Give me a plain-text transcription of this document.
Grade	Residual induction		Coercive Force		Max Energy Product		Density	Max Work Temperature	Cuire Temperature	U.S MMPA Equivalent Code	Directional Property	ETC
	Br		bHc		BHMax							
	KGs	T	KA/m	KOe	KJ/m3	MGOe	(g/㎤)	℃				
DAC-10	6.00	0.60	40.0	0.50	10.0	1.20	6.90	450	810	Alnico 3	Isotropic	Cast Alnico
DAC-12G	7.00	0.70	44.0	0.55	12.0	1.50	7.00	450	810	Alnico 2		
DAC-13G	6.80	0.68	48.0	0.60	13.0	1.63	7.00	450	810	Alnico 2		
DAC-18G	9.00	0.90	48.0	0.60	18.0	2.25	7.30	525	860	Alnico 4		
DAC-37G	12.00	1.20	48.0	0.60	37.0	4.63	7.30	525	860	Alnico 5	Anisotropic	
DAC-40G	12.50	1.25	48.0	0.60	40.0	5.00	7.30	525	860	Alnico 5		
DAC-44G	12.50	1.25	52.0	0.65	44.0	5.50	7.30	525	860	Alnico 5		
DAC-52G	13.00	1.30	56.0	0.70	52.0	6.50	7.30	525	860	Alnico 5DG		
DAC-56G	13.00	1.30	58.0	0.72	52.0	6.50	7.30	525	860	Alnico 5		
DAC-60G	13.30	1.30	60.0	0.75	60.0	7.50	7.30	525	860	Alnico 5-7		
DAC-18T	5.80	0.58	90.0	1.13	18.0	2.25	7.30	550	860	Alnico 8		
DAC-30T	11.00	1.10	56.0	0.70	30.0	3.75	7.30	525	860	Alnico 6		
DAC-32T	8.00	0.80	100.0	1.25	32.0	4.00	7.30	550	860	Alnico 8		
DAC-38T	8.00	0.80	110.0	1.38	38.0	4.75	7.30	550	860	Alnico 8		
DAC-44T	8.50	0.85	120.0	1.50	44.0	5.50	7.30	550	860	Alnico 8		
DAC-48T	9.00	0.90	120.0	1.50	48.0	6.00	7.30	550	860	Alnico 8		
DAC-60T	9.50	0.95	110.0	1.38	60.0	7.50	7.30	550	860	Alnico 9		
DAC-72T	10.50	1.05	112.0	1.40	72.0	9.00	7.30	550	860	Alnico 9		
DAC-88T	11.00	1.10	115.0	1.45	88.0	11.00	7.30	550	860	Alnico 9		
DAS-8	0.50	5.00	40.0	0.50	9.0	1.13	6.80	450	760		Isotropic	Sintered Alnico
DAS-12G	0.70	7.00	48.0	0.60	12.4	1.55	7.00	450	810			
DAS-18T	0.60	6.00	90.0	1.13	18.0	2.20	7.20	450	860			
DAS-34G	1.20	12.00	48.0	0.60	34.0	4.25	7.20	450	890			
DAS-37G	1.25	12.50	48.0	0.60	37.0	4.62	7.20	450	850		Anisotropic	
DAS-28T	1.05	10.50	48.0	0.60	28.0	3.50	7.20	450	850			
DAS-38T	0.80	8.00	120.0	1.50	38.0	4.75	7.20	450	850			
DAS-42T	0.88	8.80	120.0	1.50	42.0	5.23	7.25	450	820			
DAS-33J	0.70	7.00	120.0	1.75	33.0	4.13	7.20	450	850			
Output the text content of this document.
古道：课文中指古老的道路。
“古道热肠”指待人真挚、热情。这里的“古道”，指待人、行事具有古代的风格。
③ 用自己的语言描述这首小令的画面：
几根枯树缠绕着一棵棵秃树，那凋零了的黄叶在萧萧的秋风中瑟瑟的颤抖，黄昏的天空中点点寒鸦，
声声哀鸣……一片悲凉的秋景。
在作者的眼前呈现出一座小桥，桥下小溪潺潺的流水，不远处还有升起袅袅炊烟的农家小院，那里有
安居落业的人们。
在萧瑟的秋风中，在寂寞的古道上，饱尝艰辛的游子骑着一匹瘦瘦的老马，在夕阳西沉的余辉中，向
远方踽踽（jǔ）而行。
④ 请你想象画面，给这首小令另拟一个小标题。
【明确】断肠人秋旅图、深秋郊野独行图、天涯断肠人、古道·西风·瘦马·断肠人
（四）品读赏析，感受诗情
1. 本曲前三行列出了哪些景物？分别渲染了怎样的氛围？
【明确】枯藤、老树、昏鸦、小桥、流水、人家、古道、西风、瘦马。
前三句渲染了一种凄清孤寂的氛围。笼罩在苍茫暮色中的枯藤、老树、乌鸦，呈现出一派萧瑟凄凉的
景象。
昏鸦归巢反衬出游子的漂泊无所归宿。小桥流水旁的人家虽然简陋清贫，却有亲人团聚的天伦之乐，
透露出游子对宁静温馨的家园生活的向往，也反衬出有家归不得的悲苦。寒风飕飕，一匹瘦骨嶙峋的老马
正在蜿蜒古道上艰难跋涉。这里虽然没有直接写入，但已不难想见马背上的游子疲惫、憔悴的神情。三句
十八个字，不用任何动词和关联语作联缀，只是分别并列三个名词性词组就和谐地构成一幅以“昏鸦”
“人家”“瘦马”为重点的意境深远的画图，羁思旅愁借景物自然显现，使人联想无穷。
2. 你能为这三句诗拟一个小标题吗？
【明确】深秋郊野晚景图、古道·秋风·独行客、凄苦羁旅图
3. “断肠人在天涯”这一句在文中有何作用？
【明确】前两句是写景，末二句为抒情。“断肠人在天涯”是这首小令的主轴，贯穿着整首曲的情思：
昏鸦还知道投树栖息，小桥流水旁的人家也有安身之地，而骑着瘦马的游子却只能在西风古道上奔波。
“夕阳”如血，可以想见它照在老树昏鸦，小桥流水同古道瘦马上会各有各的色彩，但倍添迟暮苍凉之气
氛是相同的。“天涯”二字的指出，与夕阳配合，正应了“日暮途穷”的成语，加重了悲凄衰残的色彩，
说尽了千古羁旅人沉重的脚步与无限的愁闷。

> _WRITTEN EXERCISE_
From the entries above, extract every line where the word "Anisotropic" appears.

> _THE ANSWER_
DAC-37G	12.00	1.20	48.0	0.60	37.0	4.63	7.30	525	860	Alnico 5	Anisotropic	
DAS-37G	1.25	12.50	48.0	0.60	37.0	4.62	7.20	450	850		Anisotropic	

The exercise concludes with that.